BRIEF => Count lines, not occurrences: report how many lines in the records hold the string "band", and nothing else.

Data records:
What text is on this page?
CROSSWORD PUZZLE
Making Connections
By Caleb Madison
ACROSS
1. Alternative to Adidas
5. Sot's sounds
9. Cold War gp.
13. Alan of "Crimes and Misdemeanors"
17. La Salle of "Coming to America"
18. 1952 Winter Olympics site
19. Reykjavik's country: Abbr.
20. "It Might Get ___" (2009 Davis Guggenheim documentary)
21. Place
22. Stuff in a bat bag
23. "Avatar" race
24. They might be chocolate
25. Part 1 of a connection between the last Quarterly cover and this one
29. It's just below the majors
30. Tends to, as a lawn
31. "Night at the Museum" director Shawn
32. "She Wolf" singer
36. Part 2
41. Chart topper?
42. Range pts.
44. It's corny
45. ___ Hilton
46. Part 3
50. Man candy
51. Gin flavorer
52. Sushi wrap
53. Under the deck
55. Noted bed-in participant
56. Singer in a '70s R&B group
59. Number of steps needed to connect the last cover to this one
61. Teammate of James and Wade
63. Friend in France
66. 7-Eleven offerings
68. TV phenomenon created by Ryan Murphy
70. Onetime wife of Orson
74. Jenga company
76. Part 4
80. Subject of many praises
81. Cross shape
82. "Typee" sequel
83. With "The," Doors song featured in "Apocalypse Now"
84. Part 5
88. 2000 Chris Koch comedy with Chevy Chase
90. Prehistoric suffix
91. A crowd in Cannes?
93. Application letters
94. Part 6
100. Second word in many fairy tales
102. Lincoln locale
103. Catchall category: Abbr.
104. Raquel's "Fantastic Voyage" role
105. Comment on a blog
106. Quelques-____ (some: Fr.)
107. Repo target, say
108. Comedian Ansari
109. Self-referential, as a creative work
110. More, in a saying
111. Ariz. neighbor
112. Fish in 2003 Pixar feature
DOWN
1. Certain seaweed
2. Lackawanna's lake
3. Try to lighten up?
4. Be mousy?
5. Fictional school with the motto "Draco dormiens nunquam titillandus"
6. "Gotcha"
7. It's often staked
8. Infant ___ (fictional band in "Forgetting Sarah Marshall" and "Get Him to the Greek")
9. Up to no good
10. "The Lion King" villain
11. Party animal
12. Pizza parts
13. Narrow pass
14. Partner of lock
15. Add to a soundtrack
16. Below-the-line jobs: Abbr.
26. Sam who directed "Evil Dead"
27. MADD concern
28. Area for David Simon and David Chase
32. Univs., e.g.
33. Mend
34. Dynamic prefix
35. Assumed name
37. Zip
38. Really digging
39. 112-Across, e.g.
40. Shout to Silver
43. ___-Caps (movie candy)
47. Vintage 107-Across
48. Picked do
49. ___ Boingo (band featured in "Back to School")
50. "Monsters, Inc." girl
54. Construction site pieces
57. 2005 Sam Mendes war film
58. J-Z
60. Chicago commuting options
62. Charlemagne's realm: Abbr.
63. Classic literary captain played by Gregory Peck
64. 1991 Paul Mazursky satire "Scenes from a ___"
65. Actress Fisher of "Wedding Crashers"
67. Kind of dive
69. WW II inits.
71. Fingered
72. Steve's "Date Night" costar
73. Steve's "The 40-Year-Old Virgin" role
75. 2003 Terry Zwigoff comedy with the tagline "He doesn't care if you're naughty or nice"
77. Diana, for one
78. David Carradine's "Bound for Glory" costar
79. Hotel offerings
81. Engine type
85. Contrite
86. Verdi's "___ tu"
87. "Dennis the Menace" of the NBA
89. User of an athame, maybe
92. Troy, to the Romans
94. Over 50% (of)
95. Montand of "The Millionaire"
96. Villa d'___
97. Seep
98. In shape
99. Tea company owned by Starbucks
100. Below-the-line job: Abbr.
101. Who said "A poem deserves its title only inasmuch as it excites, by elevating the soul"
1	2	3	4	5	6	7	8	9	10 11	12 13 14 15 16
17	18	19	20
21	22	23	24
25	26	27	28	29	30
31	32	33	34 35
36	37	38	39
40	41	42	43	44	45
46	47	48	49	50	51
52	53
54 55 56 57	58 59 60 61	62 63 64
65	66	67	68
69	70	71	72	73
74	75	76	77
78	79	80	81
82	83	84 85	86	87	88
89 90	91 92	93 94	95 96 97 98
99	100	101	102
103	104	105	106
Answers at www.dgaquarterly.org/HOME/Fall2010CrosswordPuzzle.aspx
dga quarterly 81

REPLY => 2